Task material =>
-------

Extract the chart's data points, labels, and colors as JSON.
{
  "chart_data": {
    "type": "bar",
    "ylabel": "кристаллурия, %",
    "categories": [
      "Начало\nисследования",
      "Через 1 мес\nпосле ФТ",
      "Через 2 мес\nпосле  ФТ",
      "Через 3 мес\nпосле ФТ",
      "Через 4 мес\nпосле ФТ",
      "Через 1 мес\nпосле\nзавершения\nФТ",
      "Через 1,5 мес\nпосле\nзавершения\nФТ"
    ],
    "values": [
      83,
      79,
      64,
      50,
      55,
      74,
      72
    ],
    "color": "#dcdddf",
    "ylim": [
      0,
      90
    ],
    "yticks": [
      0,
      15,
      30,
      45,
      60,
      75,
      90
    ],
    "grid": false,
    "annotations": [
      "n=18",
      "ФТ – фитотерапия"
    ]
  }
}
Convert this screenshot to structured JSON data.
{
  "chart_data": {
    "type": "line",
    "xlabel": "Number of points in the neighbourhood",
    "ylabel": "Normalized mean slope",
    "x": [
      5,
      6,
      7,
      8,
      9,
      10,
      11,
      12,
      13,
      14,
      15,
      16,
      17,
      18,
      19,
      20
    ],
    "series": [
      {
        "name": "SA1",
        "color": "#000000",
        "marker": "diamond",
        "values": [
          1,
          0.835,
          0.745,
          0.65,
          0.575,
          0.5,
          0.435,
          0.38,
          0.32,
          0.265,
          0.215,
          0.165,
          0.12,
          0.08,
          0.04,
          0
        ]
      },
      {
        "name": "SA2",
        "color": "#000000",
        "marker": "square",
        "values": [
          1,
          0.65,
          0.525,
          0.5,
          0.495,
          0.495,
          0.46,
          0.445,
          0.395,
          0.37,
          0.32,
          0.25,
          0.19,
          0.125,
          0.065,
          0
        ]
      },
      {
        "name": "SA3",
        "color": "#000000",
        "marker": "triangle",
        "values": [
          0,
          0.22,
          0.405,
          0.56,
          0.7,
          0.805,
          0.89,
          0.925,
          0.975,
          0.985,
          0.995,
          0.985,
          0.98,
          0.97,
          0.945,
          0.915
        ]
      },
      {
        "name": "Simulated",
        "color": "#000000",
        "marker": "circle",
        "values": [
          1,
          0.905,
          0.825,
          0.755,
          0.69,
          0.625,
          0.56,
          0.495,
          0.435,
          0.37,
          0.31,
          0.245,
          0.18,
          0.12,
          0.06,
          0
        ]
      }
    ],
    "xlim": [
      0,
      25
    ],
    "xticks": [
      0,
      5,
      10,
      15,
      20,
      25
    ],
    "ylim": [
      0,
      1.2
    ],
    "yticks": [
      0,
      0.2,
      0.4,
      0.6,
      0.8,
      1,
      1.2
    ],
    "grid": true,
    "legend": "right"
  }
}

-------

What to produce =>
Select all lines with the word "marker" from the entries above.

Solved exercise =>
        "marker": "diamond",
        "marker": "square",
        "marker": "triangle",
        "marker": "circle",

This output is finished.